§ **DESCRIPTION OF THE TASK**
Identify the lines that contain the string "more", then copy each of them.

§ **RECORDS FOR THIS EXERCISE**
------------------------------------------------
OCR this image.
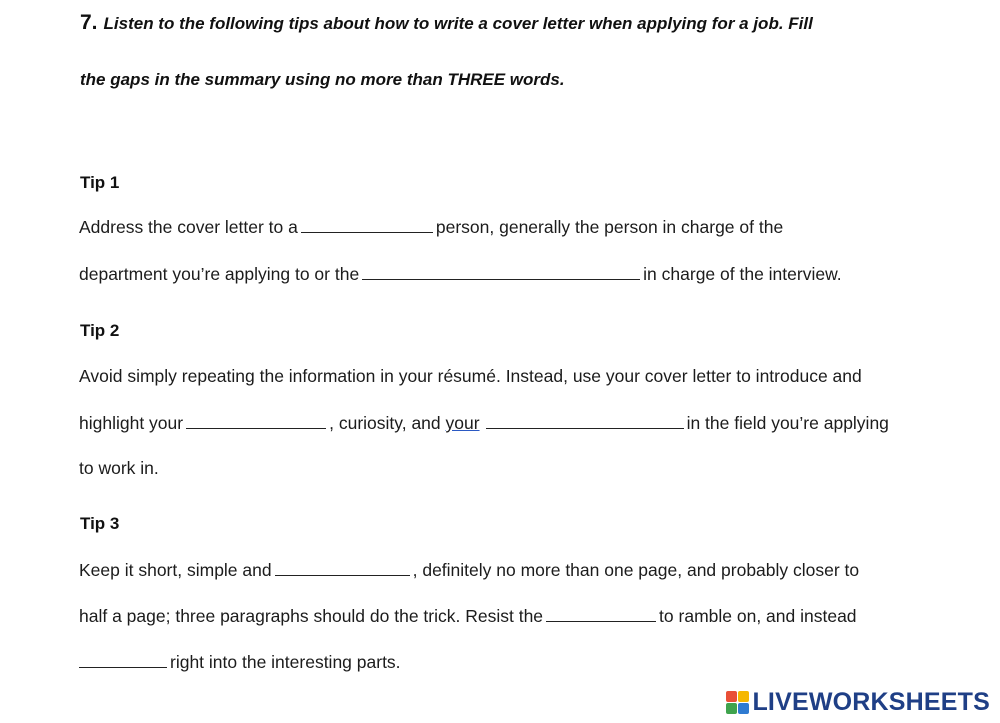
7. Listen to the following tips about how to write a cover letter when applying for a job. Fill
the gaps in the summary using no more than THREE words.
Tip 1
Address the cover letter to a	person, generally the person in charge of the
department you’re applying to or the	in charge of the interview.
Tip 2
Avoid simply repeating the information in your résumé. Instead, use your cover letter to introduce and
highlight your	, curiosity, and your	in the field you’re applying
to work in.
Tip 3
Keep it short, simple and	, definitely no more than one page, and probably closer to
half a page; three paragraphs should do the trick. Resist the	to ramble on, and instead
right into the interesting parts.
LIVEWORKSHEETS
------------------------------------------------
§ **FINISHED TASK**
the gaps in the summary using no more than THREE words.
Keep it short, simple and	, definitely no more than one page, and probably closer to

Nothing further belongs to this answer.